(TASK REQUIREMENTS) Reproduce the listing exactly, with no pictures in your copy.

(PROVIDED RECORDS)
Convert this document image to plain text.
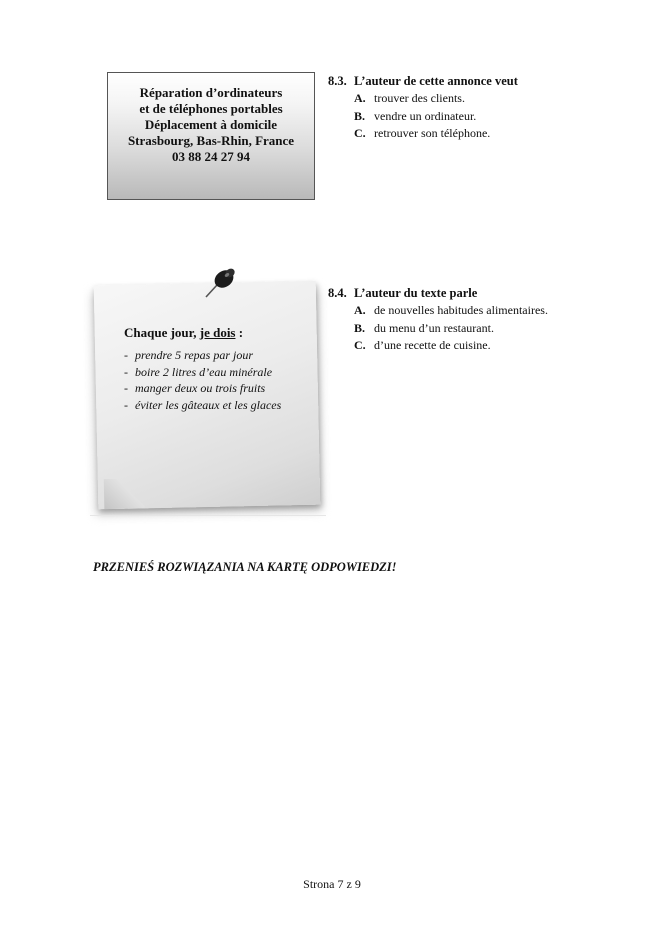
Réparation d’ordinateurs
et de téléphones portables
Déplacement à domicile
Strasbourg, Bas-Rhin, France
03 88 24 27 94
8.3. L’auteur de cette annonce veut
A. trouver des clients.
B. vendre un ordinateur.
C. retrouver son téléphone.
Chaque jour, je dois :
- prendre 5 repas par jour
- boire 2 litres d’eau minérale
- manger deux ou trois fruits
- éviter les gâteaux et les glaces
8.4. L’auteur du texte parle
A. de nouvelles habitudes alimentaires.
B. du menu d’un restaurant.
C. d’une recette de cuisine.
PRZENIEŚ ROZWIĄZANIA NA KARTĘ ODPOWIEDZI!
Strona 7 z 9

(FINISHED ANSWER)
Convert this document image to plain text.
Réparation d’ordinateurs
et de téléphones portables
Déplacement à domicile
Strasbourg, Bas-Rhin, France
03 88 24 27 94
8.3. L’auteur de cette annonce veut
A. trouver des clients.
B. vendre un ordinateur.
C. retrouver son téléphone.
Chaque jour, je dois :
- prendre 5 repas par jour
- boire 2 litres d’eau minérale
- manger deux ou trois fruits
- éviter les gâteaux et les glaces
8.4. L’auteur du texte parle
A. de nouvelles habitudes alimentaires.
B. du menu d’un restaurant.
C. d’une recette de cuisine.
PRZENIEŚ ROZWIĄZANIA NA KARTĘ ODPOWIEDZI!
Strona 7 z 9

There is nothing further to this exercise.